Exercise task:
Reproduce exactly the lines from the line containing "Parse this screenshot: output" through the end of the records below, including both ends, and nothing else.

Records for this task:

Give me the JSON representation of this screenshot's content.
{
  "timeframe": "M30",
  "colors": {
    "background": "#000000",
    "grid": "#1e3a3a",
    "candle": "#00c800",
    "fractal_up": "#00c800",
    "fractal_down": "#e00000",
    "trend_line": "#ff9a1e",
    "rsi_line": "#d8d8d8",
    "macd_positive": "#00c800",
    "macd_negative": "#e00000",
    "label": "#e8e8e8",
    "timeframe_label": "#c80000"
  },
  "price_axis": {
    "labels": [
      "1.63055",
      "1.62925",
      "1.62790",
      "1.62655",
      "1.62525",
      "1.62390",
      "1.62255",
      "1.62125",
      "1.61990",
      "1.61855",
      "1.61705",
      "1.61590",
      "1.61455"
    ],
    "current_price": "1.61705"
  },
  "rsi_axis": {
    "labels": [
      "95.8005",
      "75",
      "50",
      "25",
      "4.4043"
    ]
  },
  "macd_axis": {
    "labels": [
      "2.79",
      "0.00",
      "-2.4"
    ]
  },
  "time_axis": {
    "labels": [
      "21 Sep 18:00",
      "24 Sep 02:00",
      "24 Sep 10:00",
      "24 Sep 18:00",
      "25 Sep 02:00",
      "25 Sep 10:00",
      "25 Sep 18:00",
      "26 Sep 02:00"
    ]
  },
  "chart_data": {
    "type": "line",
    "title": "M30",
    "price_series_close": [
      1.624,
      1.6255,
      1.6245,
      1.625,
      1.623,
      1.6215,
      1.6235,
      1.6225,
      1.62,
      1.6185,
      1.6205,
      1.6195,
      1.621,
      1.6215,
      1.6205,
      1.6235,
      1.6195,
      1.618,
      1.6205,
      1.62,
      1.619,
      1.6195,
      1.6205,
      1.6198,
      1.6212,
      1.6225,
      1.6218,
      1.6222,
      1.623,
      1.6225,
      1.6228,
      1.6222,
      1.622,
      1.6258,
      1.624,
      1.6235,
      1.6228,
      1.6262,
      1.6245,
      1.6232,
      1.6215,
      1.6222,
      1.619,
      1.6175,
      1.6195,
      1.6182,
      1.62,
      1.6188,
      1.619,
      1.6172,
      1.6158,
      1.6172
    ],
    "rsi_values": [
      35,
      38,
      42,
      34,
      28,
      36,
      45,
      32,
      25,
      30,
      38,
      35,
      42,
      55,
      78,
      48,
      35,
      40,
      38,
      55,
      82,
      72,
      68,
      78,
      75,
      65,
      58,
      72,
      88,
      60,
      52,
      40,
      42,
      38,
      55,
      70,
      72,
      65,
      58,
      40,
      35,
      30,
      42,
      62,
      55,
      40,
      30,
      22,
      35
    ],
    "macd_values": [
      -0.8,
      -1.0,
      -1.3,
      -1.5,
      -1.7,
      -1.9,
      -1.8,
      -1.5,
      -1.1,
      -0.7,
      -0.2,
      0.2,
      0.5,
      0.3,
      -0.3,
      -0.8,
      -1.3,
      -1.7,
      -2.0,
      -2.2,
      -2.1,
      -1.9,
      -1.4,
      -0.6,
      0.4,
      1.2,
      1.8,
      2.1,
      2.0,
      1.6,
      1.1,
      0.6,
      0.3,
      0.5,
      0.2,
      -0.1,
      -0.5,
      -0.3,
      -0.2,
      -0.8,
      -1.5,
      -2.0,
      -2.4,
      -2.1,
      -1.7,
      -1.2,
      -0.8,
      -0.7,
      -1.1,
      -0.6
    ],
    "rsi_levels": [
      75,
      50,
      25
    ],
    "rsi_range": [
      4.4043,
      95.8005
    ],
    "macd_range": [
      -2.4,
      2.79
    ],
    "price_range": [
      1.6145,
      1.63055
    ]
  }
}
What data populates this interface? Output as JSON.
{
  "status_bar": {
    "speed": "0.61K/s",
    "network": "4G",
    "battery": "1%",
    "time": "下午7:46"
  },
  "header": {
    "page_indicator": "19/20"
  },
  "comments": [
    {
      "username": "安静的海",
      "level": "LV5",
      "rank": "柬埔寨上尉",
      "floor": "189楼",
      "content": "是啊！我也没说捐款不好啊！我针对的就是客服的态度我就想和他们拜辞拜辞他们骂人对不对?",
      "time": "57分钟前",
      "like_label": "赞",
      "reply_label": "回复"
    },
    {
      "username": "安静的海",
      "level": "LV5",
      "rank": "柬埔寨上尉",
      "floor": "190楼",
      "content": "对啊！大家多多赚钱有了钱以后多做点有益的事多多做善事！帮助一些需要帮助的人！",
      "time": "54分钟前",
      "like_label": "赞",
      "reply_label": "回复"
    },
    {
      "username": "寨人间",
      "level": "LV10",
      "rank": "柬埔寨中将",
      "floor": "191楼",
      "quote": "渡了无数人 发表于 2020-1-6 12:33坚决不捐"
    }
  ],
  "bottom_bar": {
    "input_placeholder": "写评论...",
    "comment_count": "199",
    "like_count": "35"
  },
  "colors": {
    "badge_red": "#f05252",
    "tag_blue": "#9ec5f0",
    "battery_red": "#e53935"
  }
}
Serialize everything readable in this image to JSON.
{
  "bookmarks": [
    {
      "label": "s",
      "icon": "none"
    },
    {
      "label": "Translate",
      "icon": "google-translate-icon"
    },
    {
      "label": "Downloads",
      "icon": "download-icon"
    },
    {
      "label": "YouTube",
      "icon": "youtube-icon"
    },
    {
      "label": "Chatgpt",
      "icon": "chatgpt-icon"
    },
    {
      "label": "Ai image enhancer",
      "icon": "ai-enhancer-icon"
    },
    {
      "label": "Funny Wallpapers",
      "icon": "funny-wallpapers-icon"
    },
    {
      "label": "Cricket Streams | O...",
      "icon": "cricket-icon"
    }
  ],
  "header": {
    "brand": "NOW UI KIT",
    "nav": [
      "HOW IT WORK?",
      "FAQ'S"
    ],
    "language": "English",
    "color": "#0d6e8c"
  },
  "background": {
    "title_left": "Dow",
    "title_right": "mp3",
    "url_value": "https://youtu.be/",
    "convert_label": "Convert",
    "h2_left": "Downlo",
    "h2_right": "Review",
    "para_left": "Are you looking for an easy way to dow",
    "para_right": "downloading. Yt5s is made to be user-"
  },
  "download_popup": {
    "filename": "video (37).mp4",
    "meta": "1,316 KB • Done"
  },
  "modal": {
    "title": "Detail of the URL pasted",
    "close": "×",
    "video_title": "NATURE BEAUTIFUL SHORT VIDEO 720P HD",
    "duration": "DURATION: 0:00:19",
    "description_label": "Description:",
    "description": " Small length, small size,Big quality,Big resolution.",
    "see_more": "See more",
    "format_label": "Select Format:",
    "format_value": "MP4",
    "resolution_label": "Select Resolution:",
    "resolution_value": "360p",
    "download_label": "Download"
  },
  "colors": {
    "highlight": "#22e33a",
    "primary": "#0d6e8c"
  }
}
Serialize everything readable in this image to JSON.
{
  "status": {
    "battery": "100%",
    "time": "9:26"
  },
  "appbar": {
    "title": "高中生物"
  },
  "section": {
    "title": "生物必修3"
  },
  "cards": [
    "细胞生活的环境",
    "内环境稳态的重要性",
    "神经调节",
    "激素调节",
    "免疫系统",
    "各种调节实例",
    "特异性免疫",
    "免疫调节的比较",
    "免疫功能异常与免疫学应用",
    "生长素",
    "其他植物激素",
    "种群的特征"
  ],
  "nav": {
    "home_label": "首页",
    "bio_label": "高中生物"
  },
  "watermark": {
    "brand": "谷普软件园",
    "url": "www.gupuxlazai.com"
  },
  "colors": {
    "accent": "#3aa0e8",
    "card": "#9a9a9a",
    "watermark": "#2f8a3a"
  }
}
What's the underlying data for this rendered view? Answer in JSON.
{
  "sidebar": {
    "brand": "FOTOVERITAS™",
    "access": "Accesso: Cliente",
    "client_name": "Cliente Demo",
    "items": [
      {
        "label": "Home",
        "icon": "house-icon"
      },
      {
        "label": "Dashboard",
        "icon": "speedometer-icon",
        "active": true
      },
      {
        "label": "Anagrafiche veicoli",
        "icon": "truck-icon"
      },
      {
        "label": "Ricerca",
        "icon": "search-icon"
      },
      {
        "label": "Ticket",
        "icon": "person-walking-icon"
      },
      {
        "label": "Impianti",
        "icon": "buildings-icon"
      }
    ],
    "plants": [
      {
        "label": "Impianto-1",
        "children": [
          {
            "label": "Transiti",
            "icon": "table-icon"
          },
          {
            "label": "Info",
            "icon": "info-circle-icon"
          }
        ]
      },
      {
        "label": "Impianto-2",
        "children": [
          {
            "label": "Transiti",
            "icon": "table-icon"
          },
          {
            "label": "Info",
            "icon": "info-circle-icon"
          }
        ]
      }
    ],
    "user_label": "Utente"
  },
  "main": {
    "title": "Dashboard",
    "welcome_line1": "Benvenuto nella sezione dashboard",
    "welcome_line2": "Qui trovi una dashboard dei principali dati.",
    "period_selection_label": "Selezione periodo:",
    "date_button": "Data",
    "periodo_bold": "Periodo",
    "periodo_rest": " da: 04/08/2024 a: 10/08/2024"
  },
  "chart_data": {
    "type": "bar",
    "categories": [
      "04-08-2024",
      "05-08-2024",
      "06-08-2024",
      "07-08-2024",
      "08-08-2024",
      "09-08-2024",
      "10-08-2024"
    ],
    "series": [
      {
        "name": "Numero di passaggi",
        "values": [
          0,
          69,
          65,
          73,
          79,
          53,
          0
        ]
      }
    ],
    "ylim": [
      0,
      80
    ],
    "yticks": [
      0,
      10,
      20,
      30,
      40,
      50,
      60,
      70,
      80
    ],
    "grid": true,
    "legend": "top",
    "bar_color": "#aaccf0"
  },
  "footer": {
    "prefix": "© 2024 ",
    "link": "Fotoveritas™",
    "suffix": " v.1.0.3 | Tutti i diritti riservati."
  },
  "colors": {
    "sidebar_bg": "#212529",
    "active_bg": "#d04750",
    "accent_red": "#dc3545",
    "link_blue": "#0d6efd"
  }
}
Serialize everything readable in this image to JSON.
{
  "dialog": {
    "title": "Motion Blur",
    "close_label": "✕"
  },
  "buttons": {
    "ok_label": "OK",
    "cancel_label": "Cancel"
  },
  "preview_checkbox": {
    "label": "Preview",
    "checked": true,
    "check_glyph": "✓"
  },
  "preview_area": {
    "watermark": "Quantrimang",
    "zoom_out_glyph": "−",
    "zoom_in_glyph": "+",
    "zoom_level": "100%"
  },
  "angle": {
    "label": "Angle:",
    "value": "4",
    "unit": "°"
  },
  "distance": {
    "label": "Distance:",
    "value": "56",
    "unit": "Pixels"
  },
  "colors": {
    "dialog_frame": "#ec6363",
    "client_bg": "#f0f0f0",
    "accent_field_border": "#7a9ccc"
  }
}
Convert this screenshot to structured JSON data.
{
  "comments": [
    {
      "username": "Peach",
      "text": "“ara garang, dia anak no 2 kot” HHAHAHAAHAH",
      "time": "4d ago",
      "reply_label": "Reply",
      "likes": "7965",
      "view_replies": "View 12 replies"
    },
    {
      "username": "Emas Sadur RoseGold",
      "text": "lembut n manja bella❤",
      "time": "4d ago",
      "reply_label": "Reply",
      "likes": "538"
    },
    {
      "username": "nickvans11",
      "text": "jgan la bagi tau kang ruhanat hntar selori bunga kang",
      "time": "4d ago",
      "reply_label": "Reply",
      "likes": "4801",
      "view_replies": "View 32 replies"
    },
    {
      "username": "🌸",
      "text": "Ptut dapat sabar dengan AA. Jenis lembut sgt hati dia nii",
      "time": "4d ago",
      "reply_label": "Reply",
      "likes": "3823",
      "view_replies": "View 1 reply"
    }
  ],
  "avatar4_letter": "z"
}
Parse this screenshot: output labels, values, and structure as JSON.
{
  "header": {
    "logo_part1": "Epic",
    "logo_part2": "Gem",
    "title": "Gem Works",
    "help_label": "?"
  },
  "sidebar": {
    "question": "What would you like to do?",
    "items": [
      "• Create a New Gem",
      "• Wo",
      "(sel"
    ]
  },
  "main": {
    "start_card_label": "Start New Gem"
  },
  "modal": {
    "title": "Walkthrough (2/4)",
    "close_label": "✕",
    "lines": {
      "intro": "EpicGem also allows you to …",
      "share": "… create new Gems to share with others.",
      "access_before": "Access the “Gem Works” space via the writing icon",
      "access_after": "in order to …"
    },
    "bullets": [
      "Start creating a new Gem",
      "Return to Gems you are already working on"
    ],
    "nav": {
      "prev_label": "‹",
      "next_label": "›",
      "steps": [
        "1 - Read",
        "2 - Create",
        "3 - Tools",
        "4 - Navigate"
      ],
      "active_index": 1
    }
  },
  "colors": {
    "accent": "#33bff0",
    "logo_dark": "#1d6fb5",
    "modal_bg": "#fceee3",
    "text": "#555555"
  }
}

Full solution:
Parse this screenshot: output labels, values, and structure as JSON.
{
  "header": {
    "logo_part1": "Epic",
    "logo_part2": "Gem",
    "title": "Gem Works",
    "help_label": "?"
  },
  "sidebar": {
    "question": "What would you like to do?",
    "items": [
      "• Create a New Gem",
      "• Wo",
      "(sel"
    ]
  },
  "main": {
    "start_card_label": "Start New Gem"
  },
  "modal": {
    "title": "Walkthrough (2/4)",
    "close_label": "✕",
    "lines": {
      "intro": "EpicGem also allows you to …",
      "share": "… create new Gems to share with others.",
      "access_before": "Access the “Gem Works” space via the writing icon",
      "access_after": "in order to …"
    },
    "bullets": [
      "Start creating a new Gem",
      "Return to Gems you are already working on"
    ],
    "nav": {
      "prev_label": "‹",
      "next_label": "›",
      "steps": [
        "1 - Read",
        "2 - Create",
        "3 - Tools",
        "4 - Navigate"
      ],
      "active_index": 1
    }
  },
  "colors": {
    "accent": "#33bff0",
    "logo_dark": "#1d6fb5",
    "modal_bg": "#fceee3",
    "text": "#555555"
  }
}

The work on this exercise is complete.